[SHORT TASK]:
Give the number of lines below that contain the word "kilogram", and nothing else.

[DATA FOR THIS EXERCISE]:
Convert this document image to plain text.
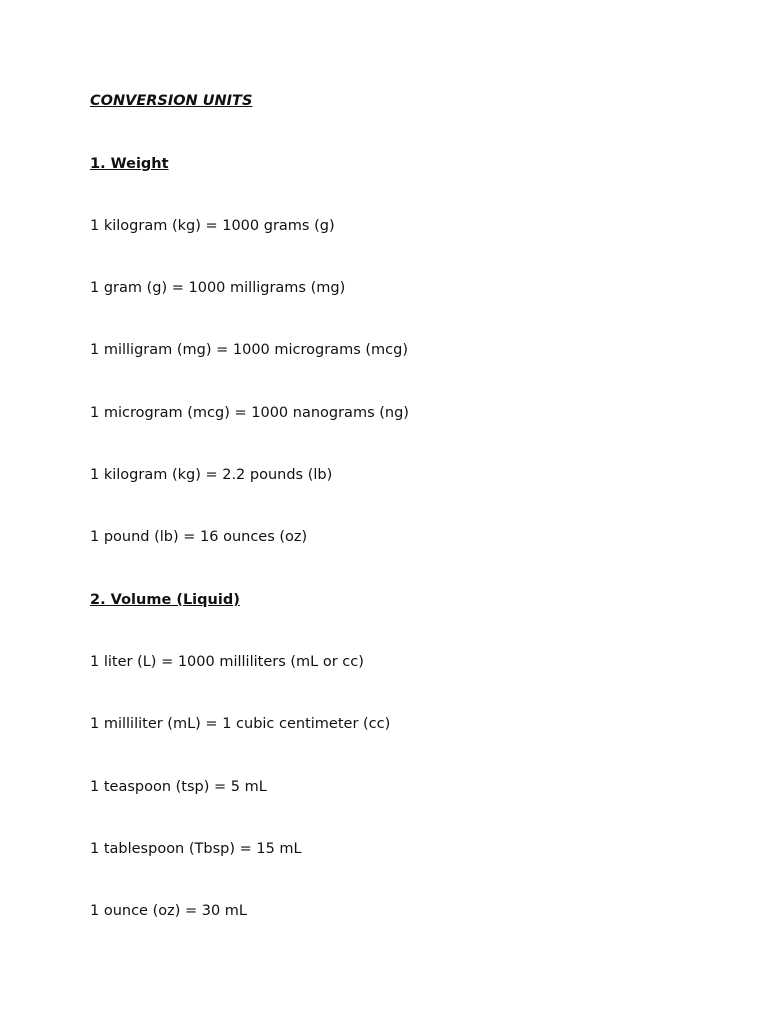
CONVERSION UNITS
1. Weight
1 kilogram (kg) = 1000 grams (g)
1 gram (g) = 1000 milligrams (mg)
1 milligram (mg) = 1000 micrograms (mcg)
1 microgram (mcg) = 1000 nanograms (ng)
1 kilogram (kg) = 2.2 pounds (lb)
1 pound (lb) = 16 ounces (oz)
2. Volume (Liquid)
1 liter (L) = 1000 milliliters (mL or cc)
1 milliliter (mL) = 1 cubic centimeter (cc)
1 teaspoon (tsp) = 5 mL
1 tablespoon (Tbsp) = 15 mL
1 ounce (oz) = 30 mL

[RESULT OF THE TASK]:
2